#### Records for the exercise ####
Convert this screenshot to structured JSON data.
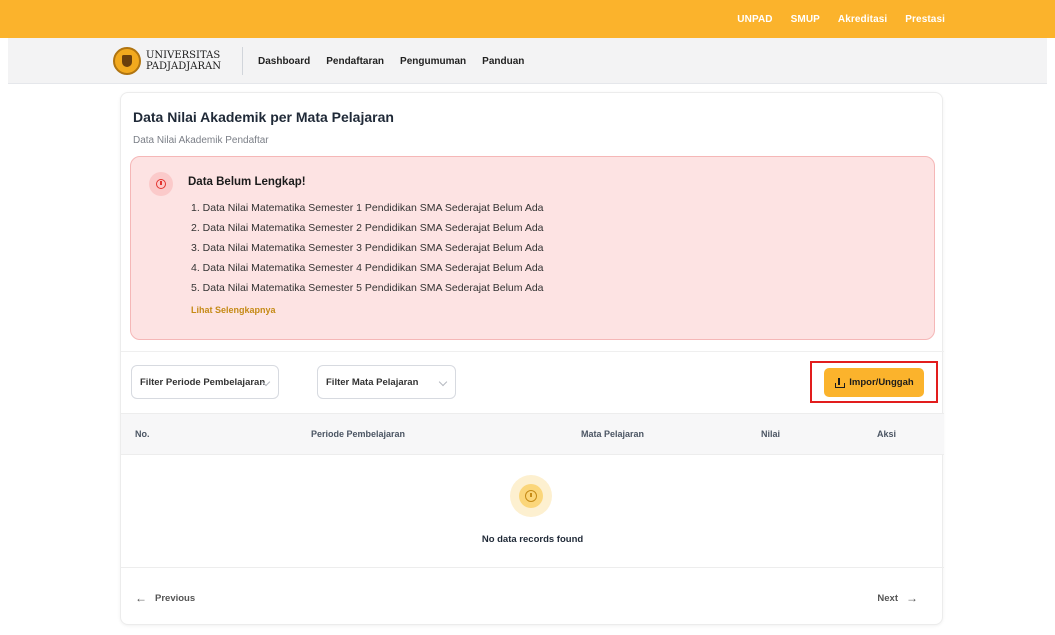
{
  "topbar": {
    "links": [
      "UNPAD",
      "SMUP",
      "Akreditasi",
      "Prestasi"
    ],
    "color": "#fbb32c"
  },
  "brand": {
    "line1": "UNIVERSITAS",
    "line2": "PADJADJARAN"
  },
  "nav": {
    "items": [
      "Dashboard",
      "Pendaftaran",
      "Pengumuman",
      "Panduan"
    ]
  },
  "page": {
    "title": "Data Nilai Akademik per Mata Pelajaran",
    "subtitle": "Data Nilai Akademik Pendaftar"
  },
  "alert": {
    "icon": "alert-circle-icon",
    "title": "Data Belum Lengkap!",
    "items": [
      "1. Data Nilai Matematika Semester 1 Pendidikan SMA Sederajat Belum Ada",
      "2. Data Nilai Matematika Semester 2 Pendidikan SMA Sederajat Belum Ada",
      "3. Data Nilai Matematika Semester 3 Pendidikan SMA Sederajat Belum Ada",
      "4. Data Nilai Matematika Semester 4 Pendidikan SMA Sederajat Belum Ada",
      "5. Data Nilai Matematika Semester 5 Pendidikan SMA Sederajat Belum Ada"
    ],
    "more_link": "Lihat Selengkapnya"
  },
  "filters": {
    "period": "Filter Periode Pembelajaran",
    "subject": "Filter Mata Pelajaran"
  },
  "actions": {
    "upload": "Impor/Unggah"
  },
  "table": {
    "columns": [
      "No.",
      "Periode Pembelajaran",
      "Mata Pelajaran",
      "Nilai",
      "Aksi"
    ],
    "empty_text": "No data records found"
  },
  "pagination": {
    "previous": "Previous",
    "next": "Next"
  }
}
####
_Directive_
Restate the listing above word for word, and skip the pictures.

_Task output_
Convert this screenshot to structured JSON data.
{
  "topbar": {
    "links": [
      "UNPAD",
      "SMUP",
      "Akreditasi",
      "Prestasi"
    ],
    "color": "#fbb32c"
  },
  "brand": {
    "line1": "UNIVERSITAS",
    "line2": "PADJADJARAN"
  },
  "nav": {
    "items": [
      "Dashboard",
      "Pendaftaran",
      "Pengumuman",
      "Panduan"
    ]
  },
  "page": {
    "title": "Data Nilai Akademik per Mata Pelajaran",
    "subtitle": "Data Nilai Akademik Pendaftar"
  },
  "alert": {
    "icon": "alert-circle-icon",
    "title": "Data Belum Lengkap!",
    "items": [
      "1. Data Nilai Matematika Semester 1 Pendidikan SMA Sederajat Belum Ada",
      "2. Data Nilai Matematika Semester 2 Pendidikan SMA Sederajat Belum Ada",
      "3. Data Nilai Matematika Semester 3 Pendidikan SMA Sederajat Belum Ada",
      "4. Data Nilai Matematika Semester 4 Pendidikan SMA Sederajat Belum Ada",
      "5. Data Nilai Matematika Semester 5 Pendidikan SMA Sederajat Belum Ada"
    ],
    "more_link": "Lihat Selengkapnya"
  },
  "filters": {
    "period": "Filter Periode Pembelajaran",
    "subject": "Filter Mata Pelajaran"
  },
  "actions": {
    "upload": "Impor/Unggah"
  },
  "table": {
    "columns": [
      "No.",
      "Periode Pembelajaran",
      "Mata Pelajaran",
      "Nilai",
      "Aksi"
    ],
    "empty_text": "No data records found"
  },
  "pagination": {
    "previous": "Previous",
    "next": "Next"
  }
}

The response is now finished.